→ **WRITTEN TASK**: Write out all of the lines below, exactly and completely.

→ **Saved entries**:

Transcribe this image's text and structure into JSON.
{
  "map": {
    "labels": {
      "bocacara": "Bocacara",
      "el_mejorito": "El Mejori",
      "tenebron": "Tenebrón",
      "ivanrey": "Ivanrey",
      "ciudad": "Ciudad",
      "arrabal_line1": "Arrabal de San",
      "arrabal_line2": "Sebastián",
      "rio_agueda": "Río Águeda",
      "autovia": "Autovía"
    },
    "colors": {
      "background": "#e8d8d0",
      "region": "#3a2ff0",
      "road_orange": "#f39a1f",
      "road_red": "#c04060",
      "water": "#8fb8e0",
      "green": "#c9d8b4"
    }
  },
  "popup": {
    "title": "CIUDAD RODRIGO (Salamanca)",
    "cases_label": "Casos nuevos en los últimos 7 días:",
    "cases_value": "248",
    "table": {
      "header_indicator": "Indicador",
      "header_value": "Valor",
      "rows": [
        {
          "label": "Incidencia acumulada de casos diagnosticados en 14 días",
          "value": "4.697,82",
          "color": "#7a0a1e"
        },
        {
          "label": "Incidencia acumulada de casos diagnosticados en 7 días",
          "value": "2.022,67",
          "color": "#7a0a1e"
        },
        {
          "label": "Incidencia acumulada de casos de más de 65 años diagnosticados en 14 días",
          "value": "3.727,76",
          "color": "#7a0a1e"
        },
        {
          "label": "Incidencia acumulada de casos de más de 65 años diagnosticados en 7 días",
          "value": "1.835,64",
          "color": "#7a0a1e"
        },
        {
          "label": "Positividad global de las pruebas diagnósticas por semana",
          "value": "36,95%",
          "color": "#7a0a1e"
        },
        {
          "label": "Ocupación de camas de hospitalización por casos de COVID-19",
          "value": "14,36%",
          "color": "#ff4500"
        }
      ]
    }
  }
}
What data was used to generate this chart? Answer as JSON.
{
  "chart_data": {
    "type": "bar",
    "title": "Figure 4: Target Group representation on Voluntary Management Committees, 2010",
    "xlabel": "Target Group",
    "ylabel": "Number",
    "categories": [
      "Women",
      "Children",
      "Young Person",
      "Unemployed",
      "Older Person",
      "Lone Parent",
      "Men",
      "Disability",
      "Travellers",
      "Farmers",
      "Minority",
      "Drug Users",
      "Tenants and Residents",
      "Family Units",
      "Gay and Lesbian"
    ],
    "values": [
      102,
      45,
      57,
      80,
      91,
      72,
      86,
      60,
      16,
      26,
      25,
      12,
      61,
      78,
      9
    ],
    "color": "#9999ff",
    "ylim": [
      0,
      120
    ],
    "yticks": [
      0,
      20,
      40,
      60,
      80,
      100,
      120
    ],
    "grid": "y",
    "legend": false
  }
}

→ **COMPLETED TASK**:
Transcribe this image's text and structure into JSON.
{
  "map": {
    "labels": {
      "bocacara": "Bocacara",
      "el_mejorito": "El Mejori",
      "tenebron": "Tenebrón",
      "ivanrey": "Ivanrey",
      "ciudad": "Ciudad",
      "arrabal_line1": "Arrabal de San",
      "arrabal_line2": "Sebastián",
      "rio_agueda": "Río Águeda",
      "autovia": "Autovía"
    },
    "colors": {
      "background": "#e8d8d0",
      "region": "#3a2ff0",
      "road_orange": "#f39a1f",
      "road_red": "#c04060",
      "water": "#8fb8e0",
      "green": "#c9d8b4"
    }
  },
  "popup": {
    "title": "CIUDAD RODRIGO (Salamanca)",
    "cases_label": "Casos nuevos en los últimos 7 días:",
    "cases_value": "248",
    "table": {
      "header_indicator": "Indicador",
      "header_value": "Valor",
      "rows": [
        {
          "label": "Incidencia acumulada de casos diagnosticados en 14 días",
          "value": "4.697,82",
          "color": "#7a0a1e"
        },
        {
          "label": "Incidencia acumulada de casos diagnosticados en 7 días",
          "value": "2.022,67",
          "color": "#7a0a1e"
        },
        {
          "label": "Incidencia acumulada de casos de más de 65 años diagnosticados en 14 días",
          "value": "3.727,76",
          "color": "#7a0a1e"
        },
        {
          "label": "Incidencia acumulada de casos de más de 65 años diagnosticados en 7 días",
          "value": "1.835,64",
          "color": "#7a0a1e"
        },
        {
          "label": "Positividad global de las pruebas diagnósticas por semana",
          "value": "36,95%",
          "color": "#7a0a1e"
        },
        {
          "label": "Ocupación de camas de hospitalización por casos de COVID-19",
          "value": "14,36%",
          "color": "#ff4500"
        }
      ]
    }
  }
}
What data was used to generate this chart? Answer as JSON.
{
  "chart_data": {
    "type": "bar",
    "title": "Figure 4: Target Group representation on Voluntary Management Committees, 2010",
    "xlabel": "Target Group",
    "ylabel": "Number",
    "categories": [
      "Women",
      "Children",
      "Young Person",
      "Unemployed",
      "Older Person",
      "Lone Parent",
      "Men",
      "Disability",
      "Travellers",
      "Farmers",
      "Minority",
      "Drug Users",
      "Tenants and Residents",
      "Family Units",
      "Gay and Lesbian"
    ],
    "values": [
      102,
      45,
      57,
      80,
      91,
      72,
      86,
      60,
      16,
      26,
      25,
      12,
      61,
      78,
      9
    ],
    "color": "#9999ff",
    "ylim": [
      0,
      120
    ],
    "yticks": [
      0,
      20,
      40,
      60,
      80,
      100,
      120
    ],
    "grid": "y",
    "legend": false
  }
}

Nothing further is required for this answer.